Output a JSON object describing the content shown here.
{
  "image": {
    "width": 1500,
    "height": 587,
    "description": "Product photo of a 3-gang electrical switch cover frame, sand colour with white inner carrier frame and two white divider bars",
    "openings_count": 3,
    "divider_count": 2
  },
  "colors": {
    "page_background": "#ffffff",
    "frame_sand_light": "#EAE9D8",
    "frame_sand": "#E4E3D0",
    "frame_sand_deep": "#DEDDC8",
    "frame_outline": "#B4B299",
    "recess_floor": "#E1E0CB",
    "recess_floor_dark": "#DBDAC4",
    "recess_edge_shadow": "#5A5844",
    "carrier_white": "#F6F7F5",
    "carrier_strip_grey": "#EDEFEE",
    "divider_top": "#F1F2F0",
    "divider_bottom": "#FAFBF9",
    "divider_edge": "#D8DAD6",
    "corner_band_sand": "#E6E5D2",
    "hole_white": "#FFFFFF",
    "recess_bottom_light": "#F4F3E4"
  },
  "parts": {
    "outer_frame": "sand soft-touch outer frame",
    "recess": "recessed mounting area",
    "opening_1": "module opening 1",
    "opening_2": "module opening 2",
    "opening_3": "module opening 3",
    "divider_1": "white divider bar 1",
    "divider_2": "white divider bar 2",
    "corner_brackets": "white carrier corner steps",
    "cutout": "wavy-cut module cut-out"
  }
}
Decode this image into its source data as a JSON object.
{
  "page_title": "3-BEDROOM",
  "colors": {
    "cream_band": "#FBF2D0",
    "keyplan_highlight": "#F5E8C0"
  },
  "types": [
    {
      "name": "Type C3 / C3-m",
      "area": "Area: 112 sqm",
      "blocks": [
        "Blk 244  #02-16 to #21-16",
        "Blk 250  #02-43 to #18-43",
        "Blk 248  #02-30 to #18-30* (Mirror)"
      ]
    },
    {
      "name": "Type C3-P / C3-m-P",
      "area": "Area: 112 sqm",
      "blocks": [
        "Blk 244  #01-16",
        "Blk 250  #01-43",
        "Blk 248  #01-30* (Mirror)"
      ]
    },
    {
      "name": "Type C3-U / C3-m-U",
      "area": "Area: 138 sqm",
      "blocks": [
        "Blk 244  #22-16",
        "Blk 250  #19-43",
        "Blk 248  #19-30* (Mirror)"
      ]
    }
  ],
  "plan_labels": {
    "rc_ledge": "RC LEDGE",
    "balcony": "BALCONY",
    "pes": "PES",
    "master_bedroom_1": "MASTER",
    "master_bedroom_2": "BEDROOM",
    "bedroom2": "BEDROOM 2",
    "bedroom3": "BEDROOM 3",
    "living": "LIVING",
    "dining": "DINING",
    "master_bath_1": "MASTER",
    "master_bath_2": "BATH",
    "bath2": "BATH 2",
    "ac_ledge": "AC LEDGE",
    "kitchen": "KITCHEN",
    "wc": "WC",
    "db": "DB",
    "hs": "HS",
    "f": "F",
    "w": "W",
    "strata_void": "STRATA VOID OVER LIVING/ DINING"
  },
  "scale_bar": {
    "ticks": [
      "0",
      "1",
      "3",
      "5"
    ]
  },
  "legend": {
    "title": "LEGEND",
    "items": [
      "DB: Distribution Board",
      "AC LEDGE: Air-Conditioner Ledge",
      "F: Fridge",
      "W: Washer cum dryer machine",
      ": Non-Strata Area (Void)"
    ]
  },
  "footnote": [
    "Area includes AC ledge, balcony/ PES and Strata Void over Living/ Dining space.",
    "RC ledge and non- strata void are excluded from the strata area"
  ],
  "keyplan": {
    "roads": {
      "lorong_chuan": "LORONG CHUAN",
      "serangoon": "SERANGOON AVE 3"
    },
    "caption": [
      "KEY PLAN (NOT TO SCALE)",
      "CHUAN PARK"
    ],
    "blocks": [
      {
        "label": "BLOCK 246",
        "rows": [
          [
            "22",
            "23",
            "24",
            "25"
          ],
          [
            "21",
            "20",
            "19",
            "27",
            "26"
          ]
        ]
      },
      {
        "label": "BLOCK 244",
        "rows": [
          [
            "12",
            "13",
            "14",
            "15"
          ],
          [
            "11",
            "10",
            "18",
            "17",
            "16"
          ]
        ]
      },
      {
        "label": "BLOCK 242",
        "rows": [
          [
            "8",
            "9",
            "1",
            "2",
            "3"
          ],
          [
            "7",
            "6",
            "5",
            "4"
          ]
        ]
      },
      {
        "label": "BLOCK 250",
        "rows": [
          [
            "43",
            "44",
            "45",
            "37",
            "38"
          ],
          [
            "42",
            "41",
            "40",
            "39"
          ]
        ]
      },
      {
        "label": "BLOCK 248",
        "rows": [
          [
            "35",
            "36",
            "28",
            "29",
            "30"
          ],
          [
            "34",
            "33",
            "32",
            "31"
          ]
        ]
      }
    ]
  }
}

──────

- [Task instructions] Go back to the listing above and please repeat it exactly.

- [Completed exercise]
Output a JSON object describing the content shown here.
{
  "image": {
    "width": 1500,
    "height": 587,
    "description": "Product photo of a 3-gang electrical switch cover frame, sand colour with white inner carrier frame and two white divider bars",
    "openings_count": 3,
    "divider_count": 2
  },
  "colors": {
    "page_background": "#ffffff",
    "frame_sand_light": "#EAE9D8",
    "frame_sand": "#E4E3D0",
    "frame_sand_deep": "#DEDDC8",
    "frame_outline": "#B4B299",
    "recess_floor": "#E1E0CB",
    "recess_floor_dark": "#DBDAC4",
    "recess_edge_shadow": "#5A5844",
    "carrier_white": "#F6F7F5",
    "carrier_strip_grey": "#EDEFEE",
    "divider_top": "#F1F2F0",
    "divider_bottom": "#FAFBF9",
    "divider_edge": "#D8DAD6",
    "corner_band_sand": "#E6E5D2",
    "hole_white": "#FFFFFF",
    "recess_bottom_light": "#F4F3E4"
  },
  "parts": {
    "outer_frame": "sand soft-touch outer frame",
    "recess": "recessed mounting area",
    "opening_1": "module opening 1",
    "opening_2": "module opening 2",
    "opening_3": "module opening 3",
    "divider_1": "white divider bar 1",
    "divider_2": "white divider bar 2",
    "corner_brackets": "white carrier corner steps",
    "cutout": "wavy-cut module cut-out"
  }
}
Decode this image into its source data as a JSON object.
{
  "page_title": "3-BEDROOM",
  "colors": {
    "cream_band": "#FBF2D0",
    "keyplan_highlight": "#F5E8C0"
  },
  "types": [
    {
      "name": "Type C3 / C3-m",
      "area": "Area: 112 sqm",
      "blocks": [
        "Blk 244  #02-16 to #21-16",
        "Blk 250  #02-43 to #18-43",
        "Blk 248  #02-30 to #18-30* (Mirror)"
      ]
    },
    {
      "name": "Type C3-P / C3-m-P",
      "area": "Area: 112 sqm",
      "blocks": [
        "Blk 244  #01-16",
        "Blk 250  #01-43",
        "Blk 248  #01-30* (Mirror)"
      ]
    },
    {
      "name": "Type C3-U / C3-m-U",
      "area": "Area: 138 sqm",
      "blocks": [
        "Blk 244  #22-16",
        "Blk 250  #19-43",
        "Blk 248  #19-30* (Mirror)"
      ]
    }
  ],
  "plan_labels": {
    "rc_ledge": "RC LEDGE",
    "balcony": "BALCONY",
    "pes": "PES",
    "master_bedroom_1": "MASTER",
    "master_bedroom_2": "BEDROOM",
    "bedroom2": "BEDROOM 2",
    "bedroom3": "BEDROOM 3",
    "living": "LIVING",
    "dining": "DINING",
    "master_bath_1": "MASTER",
    "master_bath_2": "BATH",
    "bath2": "BATH 2",
    "ac_ledge": "AC LEDGE",
    "kitchen": "KITCHEN",
    "wc": "WC",
    "db": "DB",
    "hs": "HS",
    "f": "F",
    "w": "W",
    "strata_void": "STRATA VOID OVER LIVING/ DINING"
  },
  "scale_bar": {
    "ticks": [
      "0",
      "1",
      "3",
      "5"
    ]
  },
  "legend": {
    "title": "LEGEND",
    "items": [
      "DB: Distribution Board",
      "AC LEDGE: Air-Conditioner Ledge",
      "F: Fridge",
      "W: Washer cum dryer machine",
      ": Non-Strata Area (Void)"
    ]
  },
  "footnote": [
    "Area includes AC ledge, balcony/ PES and Strata Void over Living/ Dining space.",
    "RC ledge and non- strata void are excluded from the strata area"
  ],
  "keyplan": {
    "roads": {
      "lorong_chuan": "LORONG CHUAN",
      "serangoon": "SERANGOON AVE 3"
    },
    "caption": [
      "KEY PLAN (NOT TO SCALE)",
      "CHUAN PARK"
    ],
    "blocks": [
      {
        "label": "BLOCK 246",
        "rows": [
          [
            "22",
            "23",
            "24",
            "25"
          ],
          [
            "21",
            "20",
            "19",
            "27",
            "26"
          ]
        ]
      },
      {
        "label": "BLOCK 244",
        "rows": [
          [
            "12",
            "13",
            "14",
            "15"
          ],
          [
            "11",
            "10",
            "18",
            "17",
            "16"
          ]
        ]
      },
      {
        "label": "BLOCK 242",
        "rows": [
          [
            "8",
            "9",
            "1",
            "2",
            "3"
          ],
          [
            "7",
            "6",
            "5",
            "4"
          ]
        ]
      },
      {
        "label": "BLOCK 250",
        "rows": [
          [
            "43",
            "44",
            "45",
            "37",
            "38"
          ],
          [
            "42",
            "41",
            "40",
            "39"
          ]
        ]
      },
      {
        "label": "BLOCK 248",
        "rows": [
          [
            "35",
            "36",
            "28",
            "29",
            "30"
          ],
          [
            "34",
            "33",
            "32",
            "31"
          ]
        ]
      }
    ]
  }
}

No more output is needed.